Task objective:
Determine how many lines hold "hyperlink" and give only that number.

******

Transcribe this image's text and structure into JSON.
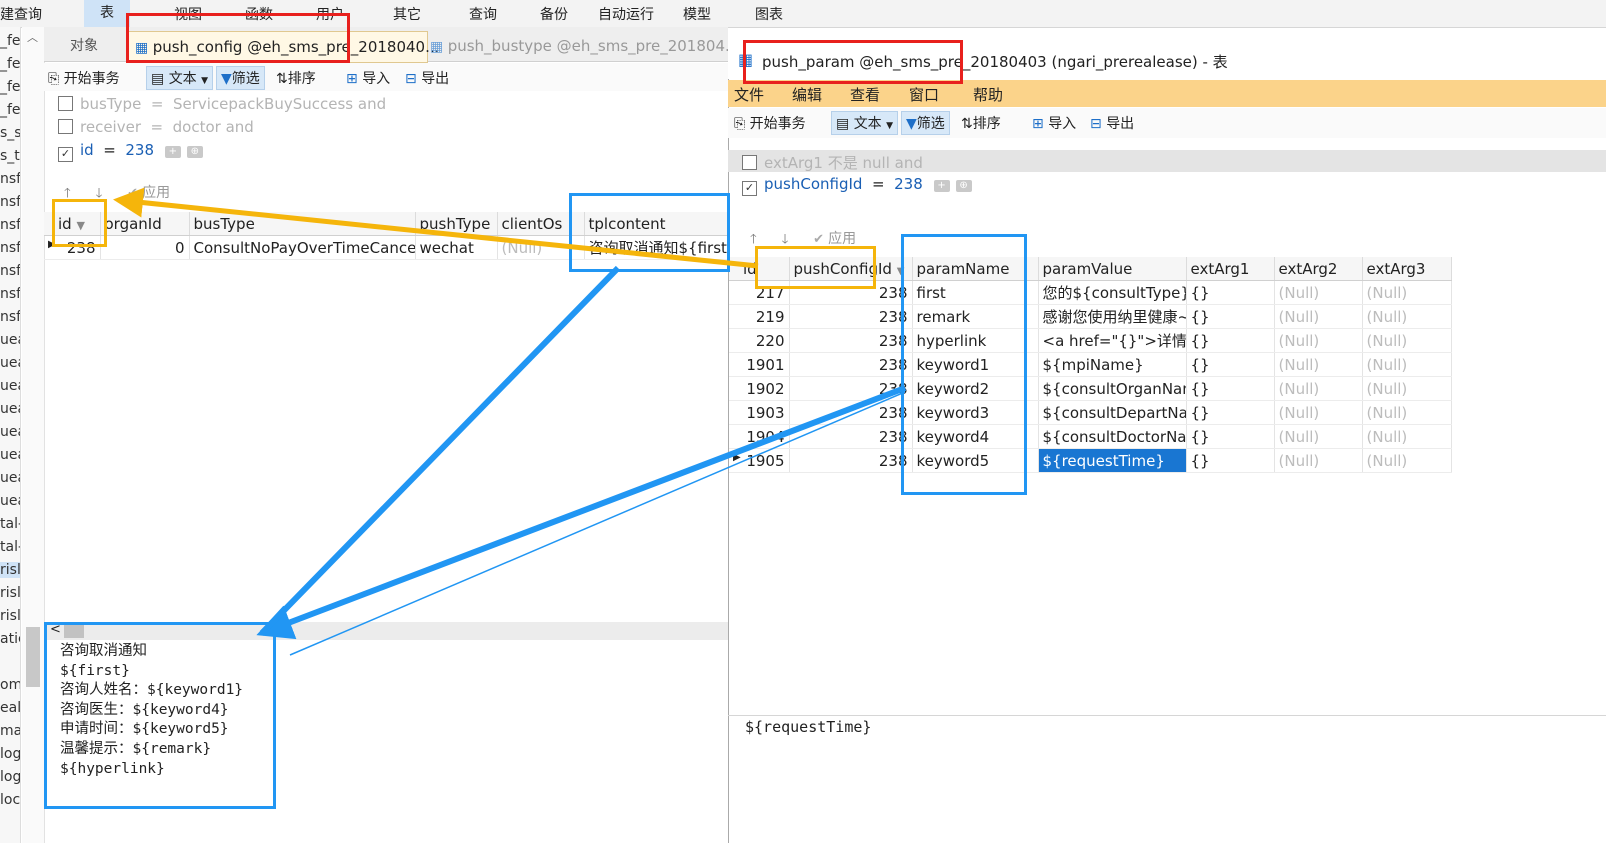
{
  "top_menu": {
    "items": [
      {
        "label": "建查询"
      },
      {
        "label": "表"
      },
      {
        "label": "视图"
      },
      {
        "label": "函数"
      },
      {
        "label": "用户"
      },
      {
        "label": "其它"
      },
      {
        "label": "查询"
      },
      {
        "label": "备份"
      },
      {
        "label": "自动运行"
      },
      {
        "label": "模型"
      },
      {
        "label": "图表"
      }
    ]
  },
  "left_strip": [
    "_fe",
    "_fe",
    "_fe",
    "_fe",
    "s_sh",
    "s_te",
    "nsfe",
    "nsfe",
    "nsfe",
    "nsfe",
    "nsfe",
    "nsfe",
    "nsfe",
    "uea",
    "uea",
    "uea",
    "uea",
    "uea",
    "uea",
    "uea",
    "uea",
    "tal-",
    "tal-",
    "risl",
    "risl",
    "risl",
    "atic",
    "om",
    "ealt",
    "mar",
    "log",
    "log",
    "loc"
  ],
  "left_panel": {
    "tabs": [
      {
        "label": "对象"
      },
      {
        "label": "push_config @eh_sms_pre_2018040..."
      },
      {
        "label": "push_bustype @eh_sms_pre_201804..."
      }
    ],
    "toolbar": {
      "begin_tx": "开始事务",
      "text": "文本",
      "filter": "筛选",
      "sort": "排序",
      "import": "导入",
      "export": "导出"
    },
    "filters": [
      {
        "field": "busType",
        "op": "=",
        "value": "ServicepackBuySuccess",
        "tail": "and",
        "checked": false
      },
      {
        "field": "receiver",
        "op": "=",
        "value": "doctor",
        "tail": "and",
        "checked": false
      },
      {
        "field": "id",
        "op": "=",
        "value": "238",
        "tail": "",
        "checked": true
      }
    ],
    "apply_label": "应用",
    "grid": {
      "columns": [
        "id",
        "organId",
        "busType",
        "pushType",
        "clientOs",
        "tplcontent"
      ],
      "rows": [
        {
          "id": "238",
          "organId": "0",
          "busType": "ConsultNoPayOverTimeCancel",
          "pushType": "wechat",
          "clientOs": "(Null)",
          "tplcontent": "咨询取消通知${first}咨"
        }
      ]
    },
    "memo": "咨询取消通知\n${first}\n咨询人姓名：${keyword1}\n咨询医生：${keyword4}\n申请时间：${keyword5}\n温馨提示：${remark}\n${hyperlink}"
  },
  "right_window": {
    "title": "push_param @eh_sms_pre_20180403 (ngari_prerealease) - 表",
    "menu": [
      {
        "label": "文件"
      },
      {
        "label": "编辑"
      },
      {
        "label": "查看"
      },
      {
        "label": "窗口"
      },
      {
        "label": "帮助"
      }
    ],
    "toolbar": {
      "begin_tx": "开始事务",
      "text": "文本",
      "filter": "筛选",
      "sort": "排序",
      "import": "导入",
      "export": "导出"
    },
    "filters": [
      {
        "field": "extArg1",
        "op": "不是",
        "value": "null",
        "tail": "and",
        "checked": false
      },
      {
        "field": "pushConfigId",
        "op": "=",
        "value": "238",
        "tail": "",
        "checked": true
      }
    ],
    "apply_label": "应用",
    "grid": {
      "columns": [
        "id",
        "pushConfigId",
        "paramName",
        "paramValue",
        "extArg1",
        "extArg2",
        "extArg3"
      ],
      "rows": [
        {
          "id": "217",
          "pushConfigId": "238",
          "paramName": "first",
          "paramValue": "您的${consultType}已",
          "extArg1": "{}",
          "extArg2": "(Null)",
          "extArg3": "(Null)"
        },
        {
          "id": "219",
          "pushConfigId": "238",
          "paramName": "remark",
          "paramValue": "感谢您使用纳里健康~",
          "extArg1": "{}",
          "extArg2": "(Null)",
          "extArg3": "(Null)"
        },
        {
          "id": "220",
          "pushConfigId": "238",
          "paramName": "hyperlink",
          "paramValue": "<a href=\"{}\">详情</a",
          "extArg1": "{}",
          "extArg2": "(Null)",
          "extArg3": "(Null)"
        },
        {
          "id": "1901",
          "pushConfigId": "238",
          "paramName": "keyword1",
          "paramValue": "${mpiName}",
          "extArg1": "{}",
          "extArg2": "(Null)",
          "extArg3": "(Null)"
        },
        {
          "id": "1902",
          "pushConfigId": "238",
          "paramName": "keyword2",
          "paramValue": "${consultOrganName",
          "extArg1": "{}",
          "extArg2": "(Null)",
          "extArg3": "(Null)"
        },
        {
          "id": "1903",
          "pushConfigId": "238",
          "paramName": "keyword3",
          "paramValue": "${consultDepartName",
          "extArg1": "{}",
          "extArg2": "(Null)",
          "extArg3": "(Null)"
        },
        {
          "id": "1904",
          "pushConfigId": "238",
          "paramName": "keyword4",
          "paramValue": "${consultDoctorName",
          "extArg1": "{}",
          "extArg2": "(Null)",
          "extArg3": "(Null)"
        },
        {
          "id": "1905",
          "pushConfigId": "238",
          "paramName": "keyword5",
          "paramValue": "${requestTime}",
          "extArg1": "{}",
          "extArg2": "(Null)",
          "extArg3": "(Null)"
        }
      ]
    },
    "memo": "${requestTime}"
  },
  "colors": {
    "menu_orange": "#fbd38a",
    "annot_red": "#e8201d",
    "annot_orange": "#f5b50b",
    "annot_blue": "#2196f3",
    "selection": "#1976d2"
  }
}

******

Solution:
2